» **Text segment**:
Pitts led the Warriors to its first-ever Class-C state basketball title with a 73-69 victory over Manhattan Christian in the state championship game in Bozeman March 11.

Pitts said he felt receiving the individual honor was more of a culmination of the work his team, staff, and family put in rather than an individual honor.

“I don’t really know what to say (about winning the award),” Pitts said. “It’s not a goal I ever had. It feels like a privilege and a statement to the team, the program, my assistants and it kind of feels like a Team Of The Year Award rather than a Coach Of The Year Award.”

Pitts was quick to credit several key contributors and members of the Warriors staff that he felt were worthy of recognition, including his first assistant Francis Brown, second assistant Andrew Heavyrunner, bus driver Clint Rice, and his wife, Kendra Pitts, for being responsible for all of the accolades he and his Warriors team won.

» **Dataset content**:
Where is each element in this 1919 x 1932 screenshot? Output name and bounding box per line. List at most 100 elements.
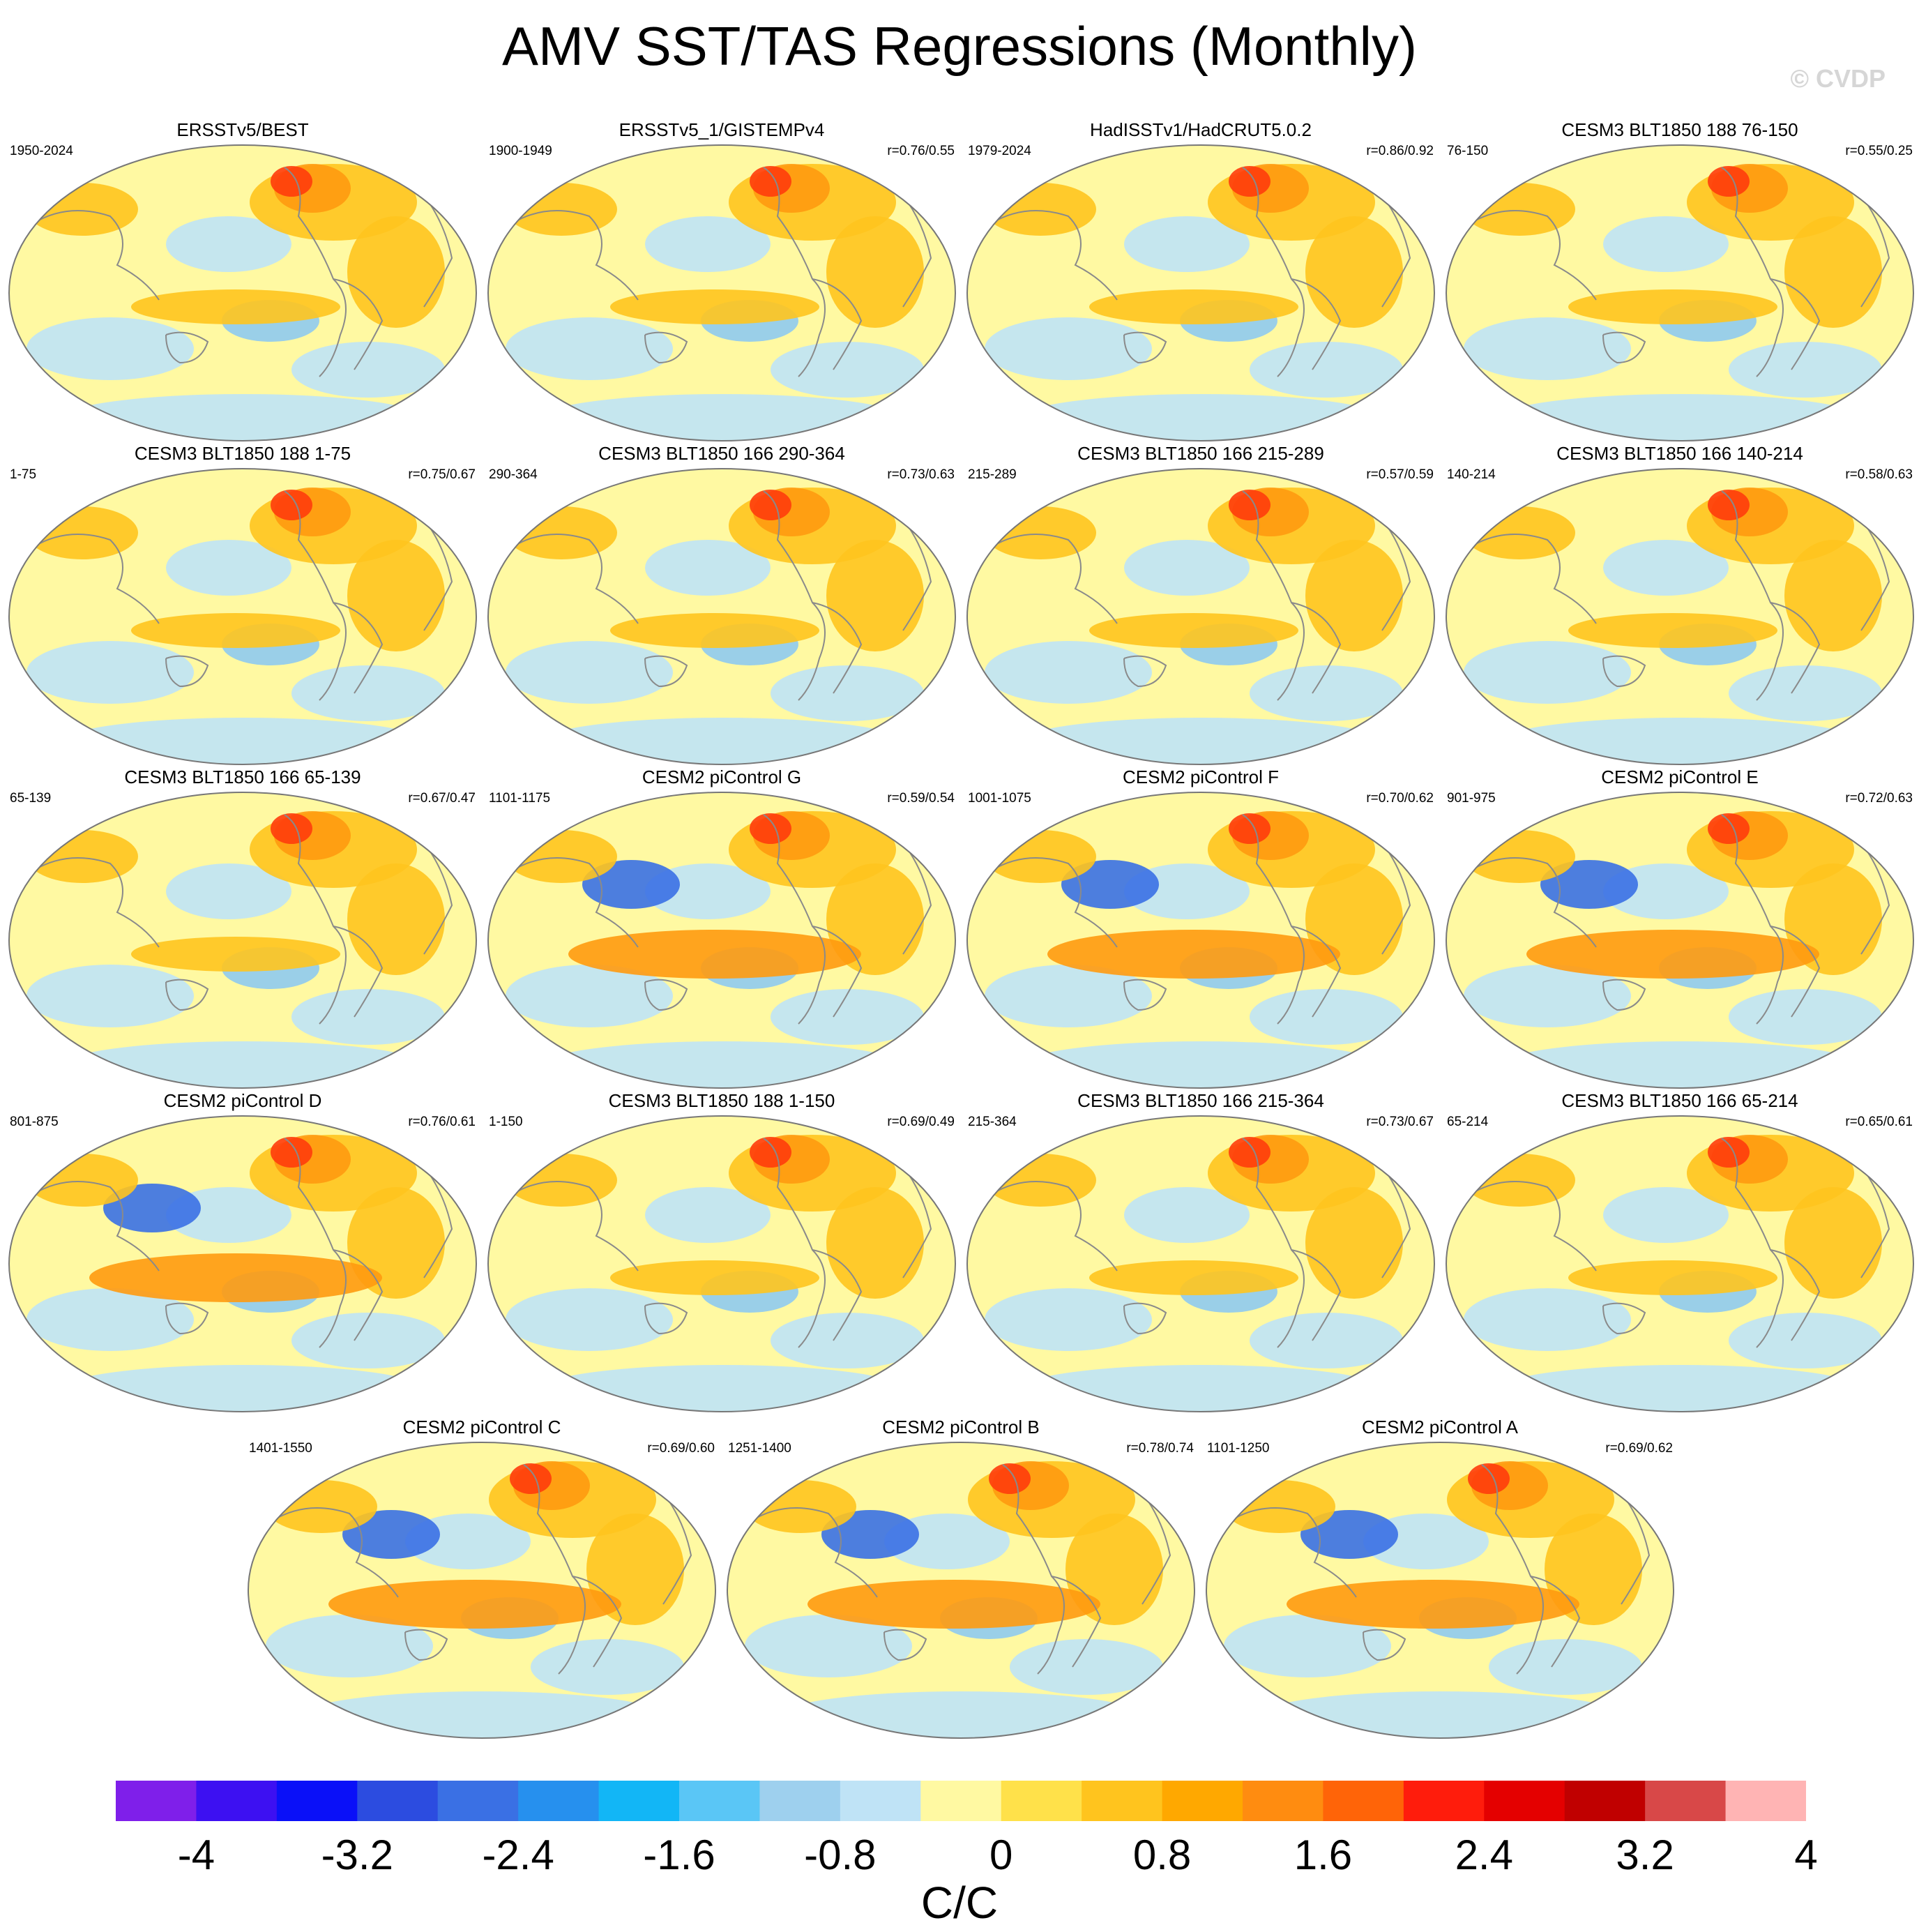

» **Exercise set**:
(A) From the passage on Pitts and the Warriors, repeat the words starting at "Pitts said he" and ending at "Warriors team won.".
(B) Answer these questions from the passage on Pitts and the Warriors:
(i) What was the final score of the state championship game?
(ii) In which city was that game played?
(iii) Who is named as Pitts's second assistant?
(C) Take the passage on Pitts and the Warriors further, picking up after its final sentence.

» **Answers to the exercises**:
(A)
Pitts said he felt receiving the individual honor was more of a culmination of the work his team, staff, and family put in rather than an individual honor.

“I don’t really know what to say (about winning the award),” Pitts said. “It’s not a goal I ever had. It feels like a privilege and a statement to the team, the program, my assistants and it kind of feels like a Team Of The Year Award rather than a Coach Of The Year Award.”

Pitts was quick to credit several key contributors and members of the Warriors staff that he felt were worthy of recognition, including his first assistant Francis Brown, second assistant Andrew Heavyrunner, bus driver Clint Rice, and his wife, Kendra Pitts, for being responsible for all of the accolades he and his Warriors team won.

(B)
(i) 73-69
(ii) Bozeman
(iii) Andrew Heavyrunner

(C)
“My two coaches, my wife, and all 20 of us were a big part of it,” Pitts said. “It’s all special. I guess now that the title is there, I have to make sure that I put more time in, and be more of a student of the game.”

Pitts credited the trust he and his players established together throughout the season.

“The whole aspect of everything within the walls of our locker room and the wall of our bus makes it easy to receive this award,” Pitts said. “Everyone on our team bought in and was on the same page, from the managers to the bus drivers, to all of the players and coaches. We all knew what the goal was. There was a vision and everyone was going for that. They allowed me to apply my philosophy, put forth the effort, and reach for the goals that they wanted.”

Pitts said establishing the trust between his Warriors’ players and himself was a process.

“There are two sides to everything and especially with kids, because kids have a lot of emotion,” Pitts said. “Once they started to see the writing on the wall and they started putting in the time, their skills just got better and better. Once they learned the importance of acquiring knowledge of the game, they wanted to go out and make history. It was important that they trusted me. They went to battle for me and I went to battle for them.”

Pitts said the trust was easier because he was the one coach the Warriors have been led by since they began their high school careers.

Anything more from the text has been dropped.